--- START OF STORED ROWS ---

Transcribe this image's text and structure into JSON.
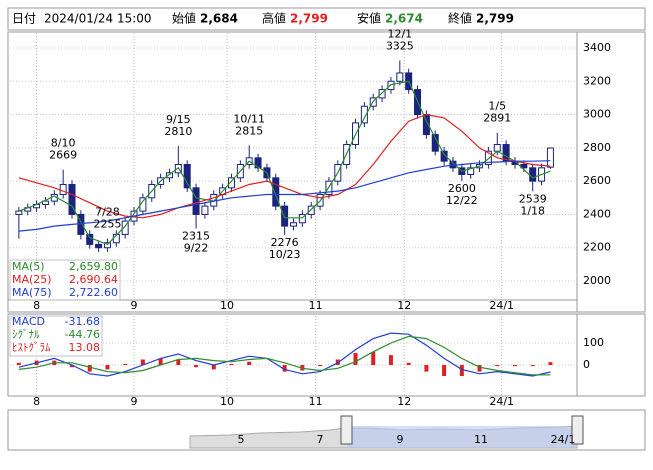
{
  "header": {
    "date_label": "日付",
    "date": "2024/01/24 15:00",
    "open_label": "始値",
    "open": "2,684",
    "high_label": "高値",
    "high": "2,799",
    "low_label": "安値",
    "low": "2,674",
    "close_label": "終値",
    "close": "2,799"
  },
  "chart_data": [
    {
      "type": "candlestick",
      "xlim": [
        -1,
        127
      ],
      "ylim": [
        1886,
        3490
      ],
      "grid": true,
      "xticks": [
        {
          "value": 5,
          "label": "8"
        },
        {
          "value": 27,
          "label": "9"
        },
        {
          "value": 48,
          "label": "10"
        },
        {
          "value": 68,
          "label": "11"
        },
        {
          "value": 88,
          "label": "12"
        },
        {
          "value": 110,
          "label": "24/1"
        }
      ],
      "yticks": [
        2000,
        2200,
        2400,
        2600,
        2800,
        3000,
        3200,
        3400
      ],
      "up_color": "#ffffff",
      "down_color": "#1a237e",
      "edge_color": "#1a237e",
      "x": [
        1,
        3,
        5,
        7,
        9,
        11,
        13,
        15,
        17,
        19,
        21,
        23,
        25,
        27,
        29,
        31,
        33,
        35,
        37,
        39,
        41,
        43,
        45,
        47,
        49,
        51,
        53,
        55,
        57,
        59,
        61,
        63,
        65,
        67,
        69,
        71,
        73,
        75,
        77,
        79,
        81,
        83,
        85,
        87,
        89,
        91,
        93,
        95,
        97,
        99,
        101,
        103,
        105,
        107,
        109,
        111,
        113,
        115,
        117,
        119,
        121
      ],
      "ohlc": [
        [
          2400,
          2445,
          2255,
          2420
        ],
        [
          2420,
          2465,
          2395,
          2440
        ],
        [
          2440,
          2485,
          2415,
          2460
        ],
        [
          2460,
          2505,
          2435,
          2480
        ],
        [
          2480,
          2545,
          2455,
          2520
        ],
        [
          2520,
          2669,
          2495,
          2580
        ],
        [
          2580,
          2605,
          2375,
          2400
        ],
        [
          2400,
          2425,
          2250,
          2280
        ],
        [
          2280,
          2305,
          2195,
          2220
        ],
        [
          2220,
          2245,
          2175,
          2200
        ],
        [
          2200,
          2255,
          2175,
          2230
        ],
        [
          2230,
          2305,
          2205,
          2280
        ],
        [
          2280,
          2385,
          2255,
          2360
        ],
        [
          2360,
          2445,
          2335,
          2420
        ],
        [
          2420,
          2525,
          2395,
          2500
        ],
        [
          2500,
          2605,
          2475,
          2580
        ],
        [
          2580,
          2645,
          2555,
          2620
        ],
        [
          2620,
          2675,
          2595,
          2650
        ],
        [
          2650,
          2810,
          2625,
          2700
        ],
        [
          2700,
          2725,
          2535,
          2560
        ],
        [
          2560,
          2585,
          2315,
          2400
        ],
        [
          2400,
          2475,
          2375,
          2450
        ],
        [
          2450,
          2545,
          2425,
          2520
        ],
        [
          2520,
          2585,
          2495,
          2560
        ],
        [
          2560,
          2645,
          2535,
          2620
        ],
        [
          2620,
          2725,
          2595,
          2700
        ],
        [
          2700,
          2815,
          2675,
          2740
        ],
        [
          2740,
          2765,
          2655,
          2680
        ],
        [
          2680,
          2705,
          2595,
          2620
        ],
        [
          2620,
          2645,
          2425,
          2450
        ],
        [
          2450,
          2475,
          2276,
          2330
        ],
        [
          2330,
          2375,
          2305,
          2350
        ],
        [
          2350,
          2425,
          2325,
          2400
        ],
        [
          2400,
          2475,
          2375,
          2450
        ],
        [
          2450,
          2545,
          2425,
          2520
        ],
        [
          2520,
          2625,
          2495,
          2600
        ],
        [
          2600,
          2725,
          2575,
          2700
        ],
        [
          2700,
          2845,
          2675,
          2820
        ],
        [
          2820,
          2975,
          2795,
          2950
        ],
        [
          2950,
          3075,
          2925,
          3050
        ],
        [
          3050,
          3125,
          3025,
          3100
        ],
        [
          3100,
          3175,
          3075,
          3150
        ],
        [
          3150,
          3225,
          3125,
          3200
        ],
        [
          3200,
          3325,
          3175,
          3250
        ],
        [
          3250,
          3275,
          3125,
          3150
        ],
        [
          3150,
          3175,
          2975,
          3000
        ],
        [
          3000,
          3025,
          2855,
          2880
        ],
        [
          2880,
          2905,
          2755,
          2780
        ],
        [
          2780,
          2805,
          2695,
          2720
        ],
        [
          2720,
          2745,
          2655,
          2680
        ],
        [
          2680,
          2705,
          2600,
          2640
        ],
        [
          2640,
          2705,
          2615,
          2680
        ],
        [
          2680,
          2725,
          2655,
          2700
        ],
        [
          2700,
          2805,
          2675,
          2780
        ],
        [
          2780,
          2891,
          2755,
          2820
        ],
        [
          2820,
          2845,
          2695,
          2720
        ],
        [
          2720,
          2745,
          2675,
          2700
        ],
        [
          2700,
          2725,
          2655,
          2680
        ],
        [
          2680,
          2705,
          2539,
          2600
        ],
        [
          2600,
          2705,
          2575,
          2680
        ],
        [
          2684,
          2799,
          2674,
          2799
        ]
      ],
      "annotations": [
        {
          "date": "7/28",
          "value": 2255
        },
        {
          "date": "8/10",
          "value": 2669
        },
        {
          "date": "9/15",
          "value": 2810
        },
        {
          "date": "9/22",
          "value": 2315
        },
        {
          "date": "10/11",
          "value": 2815
        },
        {
          "date": "10/23",
          "value": 2276
        },
        {
          "date": "12/1",
          "value": 3325
        },
        {
          "date": "12/22",
          "value": 2600
        },
        {
          "date": "1/5",
          "value": 2891
        },
        {
          "date": "1/18",
          "value": 2539
        }
      ],
      "series": [
        {
          "name": "MA(5)",
          "color": "#2e8b2e",
          "x": [
            1,
            5,
            9,
            13,
            17,
            21,
            25,
            29,
            33,
            37,
            41,
            45,
            49,
            53,
            57,
            61,
            65,
            69,
            73,
            77,
            81,
            85,
            89,
            93,
            97,
            101,
            105,
            109,
            113,
            117,
            121
          ],
          "values": [
            2420,
            2460,
            2510,
            2450,
            2260,
            2220,
            2330,
            2480,
            2600,
            2680,
            2500,
            2480,
            2600,
            2720,
            2650,
            2380,
            2380,
            2480,
            2650,
            2880,
            3080,
            3180,
            3200,
            2960,
            2760,
            2660,
            2690,
            2780,
            2720,
            2620,
            2659.8
          ],
          "value_labels": [
            null,
            null,
            null,
            null,
            null,
            null,
            null,
            null,
            null,
            null,
            null,
            null,
            null,
            null,
            null,
            null,
            null,
            null,
            null,
            null,
            null,
            null,
            null,
            null,
            null,
            null,
            null,
            null,
            null,
            null,
            "2,659.80"
          ]
        },
        {
          "name": "MA(25)",
          "color": "#e02020",
          "x": [
            1,
            5,
            9,
            13,
            17,
            21,
            25,
            29,
            33,
            37,
            41,
            45,
            49,
            53,
            57,
            61,
            65,
            69,
            73,
            77,
            81,
            85,
            89,
            93,
            97,
            101,
            105,
            109,
            113,
            117,
            121
          ],
          "values": [
            2620,
            2590,
            2560,
            2520,
            2470,
            2420,
            2390,
            2380,
            2400,
            2440,
            2470,
            2500,
            2540,
            2580,
            2600,
            2560,
            2520,
            2500,
            2520,
            2580,
            2700,
            2840,
            2960,
            3000,
            2980,
            2900,
            2800,
            2740,
            2720,
            2700,
            2690.64
          ],
          "value_labels": [
            null,
            null,
            null,
            null,
            null,
            null,
            null,
            null,
            null,
            null,
            null,
            null,
            null,
            null,
            null,
            null,
            null,
            null,
            null,
            null,
            null,
            null,
            null,
            null,
            null,
            null,
            null,
            null,
            null,
            null,
            "2,690.64"
          ]
        },
        {
          "name": "MA(75)",
          "color": "#1f3fd0",
          "x": [
            1,
            5,
            9,
            13,
            17,
            21,
            25,
            29,
            33,
            37,
            41,
            45,
            49,
            53,
            57,
            61,
            65,
            69,
            73,
            77,
            81,
            85,
            89,
            93,
            97,
            101,
            105,
            109,
            113,
            117,
            121
          ],
          "values": [
            2300,
            2310,
            2330,
            2340,
            2350,
            2360,
            2380,
            2400,
            2420,
            2440,
            2460,
            2480,
            2500,
            2510,
            2520,
            2520,
            2520,
            2530,
            2540,
            2560,
            2590,
            2620,
            2650,
            2670,
            2690,
            2700,
            2710,
            2715,
            2720,
            2720,
            2722.6
          ],
          "value_labels": [
            null,
            null,
            null,
            null,
            null,
            null,
            null,
            null,
            null,
            null,
            null,
            null,
            null,
            null,
            null,
            null,
            null,
            null,
            null,
            null,
            null,
            null,
            null,
            null,
            null,
            null,
            null,
            null,
            null,
            null,
            "2,722.60"
          ]
        }
      ]
    },
    {
      "type": "macd",
      "xlim": [
        -1,
        127
      ],
      "ylim": [
        -141,
        223
      ],
      "yticks": [
        0,
        100
      ],
      "xticks": [
        {
          "value": 5,
          "label": "8"
        },
        {
          "value": 27,
          "label": "9"
        },
        {
          "value": 48,
          "label": "10"
        },
        {
          "value": 68,
          "label": "11"
        },
        {
          "value": 88,
          "label": "12"
        },
        {
          "value": 110,
          "label": "24/1"
        }
      ],
      "x": [
        1,
        5,
        9,
        13,
        17,
        21,
        25,
        29,
        33,
        37,
        41,
        45,
        49,
        53,
        57,
        61,
        65,
        69,
        73,
        77,
        81,
        85,
        89,
        93,
        97,
        101,
        105,
        109,
        113,
        117,
        121
      ],
      "series": [
        {
          "name": "MACD",
          "color": "#1f3fd0",
          "kind": "line",
          "values": [
            -10,
            10,
            30,
            0,
            -40,
            -50,
            -30,
            0,
            30,
            50,
            20,
            0,
            20,
            40,
            30,
            -20,
            -40,
            -30,
            10,
            70,
            120,
            145,
            140,
            90,
            30,
            -20,
            -40,
            -30,
            -40,
            -50,
            -31.68
          ]
        },
        {
          "name": "ｼｸﾞﾅﾙ",
          "color": "#2e8b2e",
          "kind": "line",
          "values": [
            -20,
            -10,
            10,
            10,
            -10,
            -30,
            -35,
            -25,
            0,
            25,
            30,
            20,
            15,
            25,
            30,
            10,
            -15,
            -25,
            -15,
            15,
            60,
            100,
            130,
            120,
            80,
            30,
            -10,
            -25,
            -35,
            -45,
            -44.76
          ]
        },
        {
          "name": "ﾋｽﾄｸﾞﾗﾑ",
          "color": "#e02020",
          "kind": "bar",
          "values": [
            10,
            20,
            20,
            -10,
            -30,
            -20,
            5,
            25,
            30,
            25,
            -10,
            -20,
            5,
            15,
            0,
            -30,
            -25,
            -5,
            25,
            55,
            60,
            45,
            10,
            -30,
            -50,
            -50,
            -30,
            -5,
            -5,
            -5,
            13.08
          ]
        }
      ]
    }
  ],
  "navigator": {
    "labels": [
      "5",
      "7",
      "9",
      "11",
      "24/1"
    ]
  }
}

--- END OF STORED ROWS ---

| WHAT TO DO |
Only the number is wanted: how many lines above include the word "name"?

| THE RESPONSE |
6